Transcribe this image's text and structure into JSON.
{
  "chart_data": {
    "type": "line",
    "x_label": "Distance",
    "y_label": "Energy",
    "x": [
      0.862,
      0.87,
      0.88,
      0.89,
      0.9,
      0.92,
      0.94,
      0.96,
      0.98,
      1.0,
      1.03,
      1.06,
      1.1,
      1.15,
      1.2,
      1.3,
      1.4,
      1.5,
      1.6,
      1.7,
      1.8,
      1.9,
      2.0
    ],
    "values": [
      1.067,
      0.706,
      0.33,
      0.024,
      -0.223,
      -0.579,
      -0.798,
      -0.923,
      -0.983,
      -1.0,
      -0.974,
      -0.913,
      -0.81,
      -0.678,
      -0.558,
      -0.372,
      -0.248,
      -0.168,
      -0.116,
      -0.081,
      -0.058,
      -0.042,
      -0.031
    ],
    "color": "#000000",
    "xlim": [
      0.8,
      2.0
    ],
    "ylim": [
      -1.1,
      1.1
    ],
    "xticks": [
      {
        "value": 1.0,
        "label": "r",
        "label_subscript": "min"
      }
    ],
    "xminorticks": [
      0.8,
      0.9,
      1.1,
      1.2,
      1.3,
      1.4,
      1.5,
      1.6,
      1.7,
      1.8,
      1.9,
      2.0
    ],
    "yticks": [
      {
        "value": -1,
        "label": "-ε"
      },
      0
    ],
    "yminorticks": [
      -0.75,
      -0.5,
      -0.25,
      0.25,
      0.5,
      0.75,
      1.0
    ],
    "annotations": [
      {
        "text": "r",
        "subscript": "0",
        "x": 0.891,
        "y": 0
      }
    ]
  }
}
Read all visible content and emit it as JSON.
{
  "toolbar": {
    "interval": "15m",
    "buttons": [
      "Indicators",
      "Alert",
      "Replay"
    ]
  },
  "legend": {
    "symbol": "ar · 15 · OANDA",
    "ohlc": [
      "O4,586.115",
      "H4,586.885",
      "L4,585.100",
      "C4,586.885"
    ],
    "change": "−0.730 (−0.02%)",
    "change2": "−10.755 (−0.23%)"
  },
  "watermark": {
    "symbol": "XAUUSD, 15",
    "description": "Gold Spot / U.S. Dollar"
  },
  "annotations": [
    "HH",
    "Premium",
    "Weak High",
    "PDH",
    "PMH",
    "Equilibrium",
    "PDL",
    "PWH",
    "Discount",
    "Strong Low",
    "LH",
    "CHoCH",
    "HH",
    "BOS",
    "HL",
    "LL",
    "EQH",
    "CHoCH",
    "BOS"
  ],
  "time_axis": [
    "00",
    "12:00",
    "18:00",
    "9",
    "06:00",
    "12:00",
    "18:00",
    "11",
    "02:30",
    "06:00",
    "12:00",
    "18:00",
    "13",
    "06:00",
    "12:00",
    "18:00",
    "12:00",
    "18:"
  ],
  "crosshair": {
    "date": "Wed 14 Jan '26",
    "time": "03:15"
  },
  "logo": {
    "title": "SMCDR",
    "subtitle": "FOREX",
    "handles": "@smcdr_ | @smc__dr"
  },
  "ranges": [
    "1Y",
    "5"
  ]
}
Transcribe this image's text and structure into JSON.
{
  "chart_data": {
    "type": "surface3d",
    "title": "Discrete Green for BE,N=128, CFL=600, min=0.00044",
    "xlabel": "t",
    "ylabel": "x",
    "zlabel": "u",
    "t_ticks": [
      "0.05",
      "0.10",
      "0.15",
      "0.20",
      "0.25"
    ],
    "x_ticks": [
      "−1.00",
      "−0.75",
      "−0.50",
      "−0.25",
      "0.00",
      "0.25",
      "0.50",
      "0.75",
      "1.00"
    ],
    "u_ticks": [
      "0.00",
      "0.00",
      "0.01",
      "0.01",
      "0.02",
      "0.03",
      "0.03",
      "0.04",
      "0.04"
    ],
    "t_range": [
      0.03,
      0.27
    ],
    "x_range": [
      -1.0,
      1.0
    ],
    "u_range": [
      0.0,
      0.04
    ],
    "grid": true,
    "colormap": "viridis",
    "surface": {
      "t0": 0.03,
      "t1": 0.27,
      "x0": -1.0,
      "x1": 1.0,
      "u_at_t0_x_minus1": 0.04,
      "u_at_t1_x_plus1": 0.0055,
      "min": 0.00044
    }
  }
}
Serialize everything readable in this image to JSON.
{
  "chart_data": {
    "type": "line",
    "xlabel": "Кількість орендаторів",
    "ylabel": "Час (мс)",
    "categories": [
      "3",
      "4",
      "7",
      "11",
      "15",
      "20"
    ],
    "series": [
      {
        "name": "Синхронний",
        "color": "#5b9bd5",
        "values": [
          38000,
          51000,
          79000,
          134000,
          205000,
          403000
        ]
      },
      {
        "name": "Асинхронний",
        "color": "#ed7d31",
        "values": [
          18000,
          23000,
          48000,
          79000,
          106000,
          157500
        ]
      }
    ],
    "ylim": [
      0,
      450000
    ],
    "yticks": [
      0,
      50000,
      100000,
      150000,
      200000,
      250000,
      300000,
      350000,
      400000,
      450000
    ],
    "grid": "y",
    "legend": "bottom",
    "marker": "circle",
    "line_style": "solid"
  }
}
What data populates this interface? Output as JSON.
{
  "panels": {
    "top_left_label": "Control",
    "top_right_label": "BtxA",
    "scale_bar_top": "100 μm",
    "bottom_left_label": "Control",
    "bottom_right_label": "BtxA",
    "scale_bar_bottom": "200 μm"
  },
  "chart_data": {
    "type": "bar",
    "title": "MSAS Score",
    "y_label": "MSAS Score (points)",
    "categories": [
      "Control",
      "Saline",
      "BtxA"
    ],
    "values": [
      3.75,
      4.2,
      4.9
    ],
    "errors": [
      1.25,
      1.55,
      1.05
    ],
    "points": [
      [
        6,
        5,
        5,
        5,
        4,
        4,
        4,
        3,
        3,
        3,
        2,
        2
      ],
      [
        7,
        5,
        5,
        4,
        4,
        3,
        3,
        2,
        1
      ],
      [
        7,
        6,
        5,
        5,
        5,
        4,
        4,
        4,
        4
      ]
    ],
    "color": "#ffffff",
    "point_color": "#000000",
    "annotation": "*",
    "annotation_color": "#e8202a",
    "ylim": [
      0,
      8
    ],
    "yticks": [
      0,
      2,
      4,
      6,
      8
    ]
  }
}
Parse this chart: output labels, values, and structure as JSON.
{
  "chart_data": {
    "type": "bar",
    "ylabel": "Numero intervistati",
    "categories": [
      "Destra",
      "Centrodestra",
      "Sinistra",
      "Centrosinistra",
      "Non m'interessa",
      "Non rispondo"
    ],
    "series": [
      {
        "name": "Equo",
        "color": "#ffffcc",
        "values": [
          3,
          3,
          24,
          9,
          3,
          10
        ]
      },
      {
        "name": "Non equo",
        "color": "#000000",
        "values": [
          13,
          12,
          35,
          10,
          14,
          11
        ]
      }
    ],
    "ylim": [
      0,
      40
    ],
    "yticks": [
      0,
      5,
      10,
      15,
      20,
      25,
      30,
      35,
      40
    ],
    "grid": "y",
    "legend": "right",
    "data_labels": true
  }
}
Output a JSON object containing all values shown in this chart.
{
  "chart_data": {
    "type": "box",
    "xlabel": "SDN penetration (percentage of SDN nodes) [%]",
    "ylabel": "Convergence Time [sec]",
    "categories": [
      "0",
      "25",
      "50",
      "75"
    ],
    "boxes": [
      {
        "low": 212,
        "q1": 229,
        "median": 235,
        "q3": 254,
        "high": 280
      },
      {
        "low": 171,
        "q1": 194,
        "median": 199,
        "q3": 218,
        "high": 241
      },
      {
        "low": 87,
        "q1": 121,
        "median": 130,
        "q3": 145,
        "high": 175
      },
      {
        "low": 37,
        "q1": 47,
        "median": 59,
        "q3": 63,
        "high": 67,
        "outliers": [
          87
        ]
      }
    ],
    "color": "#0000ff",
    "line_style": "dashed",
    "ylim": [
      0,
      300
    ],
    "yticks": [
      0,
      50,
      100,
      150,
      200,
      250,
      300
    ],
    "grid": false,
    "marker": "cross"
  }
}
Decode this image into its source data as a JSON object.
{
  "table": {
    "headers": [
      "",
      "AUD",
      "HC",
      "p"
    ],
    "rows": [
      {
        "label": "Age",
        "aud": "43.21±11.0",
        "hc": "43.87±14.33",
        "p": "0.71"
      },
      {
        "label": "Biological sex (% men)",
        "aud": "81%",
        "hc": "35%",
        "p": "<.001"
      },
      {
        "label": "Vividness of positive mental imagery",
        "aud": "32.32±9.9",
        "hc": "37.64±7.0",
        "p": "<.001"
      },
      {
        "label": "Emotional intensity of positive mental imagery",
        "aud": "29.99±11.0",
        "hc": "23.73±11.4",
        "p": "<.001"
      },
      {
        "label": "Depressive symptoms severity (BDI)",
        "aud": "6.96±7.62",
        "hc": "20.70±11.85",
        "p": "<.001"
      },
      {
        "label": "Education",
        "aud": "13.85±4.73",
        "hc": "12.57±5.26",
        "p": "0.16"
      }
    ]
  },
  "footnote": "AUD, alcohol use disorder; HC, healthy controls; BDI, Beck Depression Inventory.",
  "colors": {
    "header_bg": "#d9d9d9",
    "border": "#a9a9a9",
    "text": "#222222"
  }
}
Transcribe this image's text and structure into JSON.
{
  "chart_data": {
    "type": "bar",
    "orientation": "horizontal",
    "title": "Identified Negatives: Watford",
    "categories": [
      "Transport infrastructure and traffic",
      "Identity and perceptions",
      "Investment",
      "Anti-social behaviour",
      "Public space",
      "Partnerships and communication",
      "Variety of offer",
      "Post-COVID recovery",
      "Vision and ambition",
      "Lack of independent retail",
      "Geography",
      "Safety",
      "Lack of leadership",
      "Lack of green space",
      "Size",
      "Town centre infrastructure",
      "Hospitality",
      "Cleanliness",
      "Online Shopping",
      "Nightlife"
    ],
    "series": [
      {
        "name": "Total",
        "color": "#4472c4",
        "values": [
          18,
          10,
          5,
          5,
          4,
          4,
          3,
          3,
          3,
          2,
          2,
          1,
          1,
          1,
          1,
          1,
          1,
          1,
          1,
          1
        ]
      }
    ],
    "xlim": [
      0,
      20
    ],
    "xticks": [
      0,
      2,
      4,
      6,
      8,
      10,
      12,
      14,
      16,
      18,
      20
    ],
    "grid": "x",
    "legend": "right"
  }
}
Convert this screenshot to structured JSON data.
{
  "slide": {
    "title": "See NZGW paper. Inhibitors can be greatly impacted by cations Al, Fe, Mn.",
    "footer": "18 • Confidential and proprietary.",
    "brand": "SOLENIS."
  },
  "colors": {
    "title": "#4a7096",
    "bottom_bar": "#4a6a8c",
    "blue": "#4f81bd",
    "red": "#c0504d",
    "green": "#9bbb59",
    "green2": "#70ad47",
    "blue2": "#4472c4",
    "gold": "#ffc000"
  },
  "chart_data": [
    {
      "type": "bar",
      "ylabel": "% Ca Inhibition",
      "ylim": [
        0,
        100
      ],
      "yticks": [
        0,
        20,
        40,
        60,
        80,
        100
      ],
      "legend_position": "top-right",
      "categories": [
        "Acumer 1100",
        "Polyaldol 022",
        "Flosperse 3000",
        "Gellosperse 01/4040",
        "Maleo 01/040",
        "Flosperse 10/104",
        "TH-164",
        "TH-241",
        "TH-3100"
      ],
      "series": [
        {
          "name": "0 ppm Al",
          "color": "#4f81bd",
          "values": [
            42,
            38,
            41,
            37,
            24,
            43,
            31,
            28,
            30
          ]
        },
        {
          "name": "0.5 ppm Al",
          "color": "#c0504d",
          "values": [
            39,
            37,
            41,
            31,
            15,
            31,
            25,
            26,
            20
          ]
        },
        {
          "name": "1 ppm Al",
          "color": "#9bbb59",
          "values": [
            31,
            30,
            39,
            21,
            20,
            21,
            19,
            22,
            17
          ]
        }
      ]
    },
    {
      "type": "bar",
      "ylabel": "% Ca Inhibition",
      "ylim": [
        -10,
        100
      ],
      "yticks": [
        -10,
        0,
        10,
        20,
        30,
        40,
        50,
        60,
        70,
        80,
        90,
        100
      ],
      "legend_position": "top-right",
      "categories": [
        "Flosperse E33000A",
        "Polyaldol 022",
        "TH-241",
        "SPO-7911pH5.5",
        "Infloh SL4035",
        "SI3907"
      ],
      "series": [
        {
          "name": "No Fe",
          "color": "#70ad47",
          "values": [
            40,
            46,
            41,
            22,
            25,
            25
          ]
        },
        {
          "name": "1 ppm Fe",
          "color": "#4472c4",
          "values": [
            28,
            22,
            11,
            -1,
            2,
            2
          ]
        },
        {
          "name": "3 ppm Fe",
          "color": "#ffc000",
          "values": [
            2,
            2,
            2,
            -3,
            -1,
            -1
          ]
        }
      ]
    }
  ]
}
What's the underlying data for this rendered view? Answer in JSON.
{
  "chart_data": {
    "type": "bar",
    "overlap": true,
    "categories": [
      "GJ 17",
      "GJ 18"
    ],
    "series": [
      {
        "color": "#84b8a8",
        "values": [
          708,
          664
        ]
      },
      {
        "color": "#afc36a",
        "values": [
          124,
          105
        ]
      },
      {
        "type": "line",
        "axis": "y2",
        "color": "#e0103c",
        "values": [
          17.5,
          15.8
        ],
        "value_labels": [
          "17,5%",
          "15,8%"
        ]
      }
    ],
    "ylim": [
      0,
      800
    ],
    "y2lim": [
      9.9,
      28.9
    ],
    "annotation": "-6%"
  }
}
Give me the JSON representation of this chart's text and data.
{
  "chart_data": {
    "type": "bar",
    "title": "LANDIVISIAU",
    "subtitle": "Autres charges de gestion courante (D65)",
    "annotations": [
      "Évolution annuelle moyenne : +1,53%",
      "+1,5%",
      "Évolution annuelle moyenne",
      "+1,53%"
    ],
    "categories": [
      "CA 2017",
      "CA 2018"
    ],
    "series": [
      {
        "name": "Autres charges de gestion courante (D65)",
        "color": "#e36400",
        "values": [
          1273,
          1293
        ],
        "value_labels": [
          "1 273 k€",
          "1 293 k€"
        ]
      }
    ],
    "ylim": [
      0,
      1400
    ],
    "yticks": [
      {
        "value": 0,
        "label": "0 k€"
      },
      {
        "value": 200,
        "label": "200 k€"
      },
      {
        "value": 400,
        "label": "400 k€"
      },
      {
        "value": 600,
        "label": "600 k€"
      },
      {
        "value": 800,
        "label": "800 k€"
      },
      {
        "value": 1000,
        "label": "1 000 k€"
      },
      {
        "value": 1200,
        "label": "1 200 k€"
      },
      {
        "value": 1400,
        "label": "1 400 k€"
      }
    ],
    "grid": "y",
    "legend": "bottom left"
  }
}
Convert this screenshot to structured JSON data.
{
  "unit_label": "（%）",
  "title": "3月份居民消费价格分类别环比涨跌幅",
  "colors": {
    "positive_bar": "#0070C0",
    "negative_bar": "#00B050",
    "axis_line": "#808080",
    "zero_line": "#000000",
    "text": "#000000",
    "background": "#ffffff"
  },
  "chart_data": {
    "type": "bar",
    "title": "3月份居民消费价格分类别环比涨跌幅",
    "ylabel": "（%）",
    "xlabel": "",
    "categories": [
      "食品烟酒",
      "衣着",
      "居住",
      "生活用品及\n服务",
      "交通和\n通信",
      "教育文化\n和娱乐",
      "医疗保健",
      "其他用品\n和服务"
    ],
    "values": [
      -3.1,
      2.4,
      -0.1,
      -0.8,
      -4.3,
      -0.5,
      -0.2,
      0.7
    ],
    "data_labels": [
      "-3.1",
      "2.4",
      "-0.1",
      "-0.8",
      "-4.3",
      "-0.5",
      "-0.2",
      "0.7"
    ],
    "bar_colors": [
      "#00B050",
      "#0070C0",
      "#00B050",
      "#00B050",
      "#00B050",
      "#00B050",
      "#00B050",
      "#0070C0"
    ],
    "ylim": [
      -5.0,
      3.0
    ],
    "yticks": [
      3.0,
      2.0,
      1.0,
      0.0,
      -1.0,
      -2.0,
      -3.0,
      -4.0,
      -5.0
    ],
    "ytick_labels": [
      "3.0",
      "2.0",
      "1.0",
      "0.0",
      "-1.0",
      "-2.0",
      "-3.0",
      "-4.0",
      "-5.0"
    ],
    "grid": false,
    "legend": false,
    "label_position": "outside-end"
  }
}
——————
**WRITTEN INSTRUCTION:** In the listing above, find each line with the word "name" and copy it.

**SOLUTION:**
        "name": "Синхронний",
        "name": "Асинхронний",
        "name": "Equo",
        "name": "Non equo",
        "name": "Total",
          "name": "0 ppm Al",
          "name": "0.5 ppm Al",
          "name": "1 ppm Al",
          "name": "No Fe",
          "name": "1 ppm Fe",
          "name": "3 ppm Fe",
        "name": "Autres charges de gestion courante (D65)",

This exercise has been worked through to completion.